Records excerpted from a collection
━━━━━━━━━━━━━━━━━━━━━━━━━━━━━━
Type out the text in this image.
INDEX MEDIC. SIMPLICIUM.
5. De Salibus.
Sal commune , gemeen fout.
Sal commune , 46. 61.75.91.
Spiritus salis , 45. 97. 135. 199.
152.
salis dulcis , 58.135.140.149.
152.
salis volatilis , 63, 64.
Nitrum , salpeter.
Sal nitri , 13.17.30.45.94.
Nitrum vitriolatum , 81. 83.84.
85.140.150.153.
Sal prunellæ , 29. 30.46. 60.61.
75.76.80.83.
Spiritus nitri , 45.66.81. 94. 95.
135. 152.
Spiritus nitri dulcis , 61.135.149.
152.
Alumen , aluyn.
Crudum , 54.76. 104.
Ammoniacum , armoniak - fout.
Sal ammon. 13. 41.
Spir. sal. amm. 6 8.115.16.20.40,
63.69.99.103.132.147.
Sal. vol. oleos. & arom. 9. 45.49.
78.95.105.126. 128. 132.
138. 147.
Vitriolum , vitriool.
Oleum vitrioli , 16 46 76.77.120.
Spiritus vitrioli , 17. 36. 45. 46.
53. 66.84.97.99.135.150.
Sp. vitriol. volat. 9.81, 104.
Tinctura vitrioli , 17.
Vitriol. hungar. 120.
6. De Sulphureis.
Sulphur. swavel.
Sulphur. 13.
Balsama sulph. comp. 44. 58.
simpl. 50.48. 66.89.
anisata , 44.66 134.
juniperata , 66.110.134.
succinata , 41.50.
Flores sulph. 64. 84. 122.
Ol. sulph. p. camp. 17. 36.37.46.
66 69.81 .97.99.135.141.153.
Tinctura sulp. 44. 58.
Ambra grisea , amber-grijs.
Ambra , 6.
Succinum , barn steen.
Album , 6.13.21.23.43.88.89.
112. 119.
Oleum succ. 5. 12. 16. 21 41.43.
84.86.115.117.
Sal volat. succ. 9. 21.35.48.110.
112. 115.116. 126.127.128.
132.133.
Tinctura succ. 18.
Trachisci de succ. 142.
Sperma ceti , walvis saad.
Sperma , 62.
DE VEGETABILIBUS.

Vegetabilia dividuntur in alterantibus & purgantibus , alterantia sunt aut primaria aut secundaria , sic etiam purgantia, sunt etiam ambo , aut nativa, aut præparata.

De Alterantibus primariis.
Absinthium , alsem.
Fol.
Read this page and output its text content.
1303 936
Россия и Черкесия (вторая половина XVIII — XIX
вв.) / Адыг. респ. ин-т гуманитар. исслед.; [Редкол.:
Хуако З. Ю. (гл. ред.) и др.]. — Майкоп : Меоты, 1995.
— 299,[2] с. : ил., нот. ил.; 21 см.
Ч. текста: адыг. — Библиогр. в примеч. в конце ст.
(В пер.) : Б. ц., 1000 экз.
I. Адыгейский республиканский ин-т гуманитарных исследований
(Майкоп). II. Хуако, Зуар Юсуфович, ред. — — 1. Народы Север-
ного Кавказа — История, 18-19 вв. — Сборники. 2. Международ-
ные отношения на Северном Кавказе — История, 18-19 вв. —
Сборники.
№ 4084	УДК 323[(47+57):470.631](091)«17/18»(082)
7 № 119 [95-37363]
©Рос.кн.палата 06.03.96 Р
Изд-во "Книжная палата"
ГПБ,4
━━━━━━━━━━━━━━━━━━━━━━━━━━━━━━
> **What you should do**
Go through the material above and copy each line that has the word "Spiritus".

> **Exercise output**
Spiritus salis , 45. 97. 135. 199.
Spiritus nitri , 45.66.81. 94. 95.
Spiritus nitri dulcis , 61.135.149.
Spiritus vitrioli , 17. 36. 45. 46.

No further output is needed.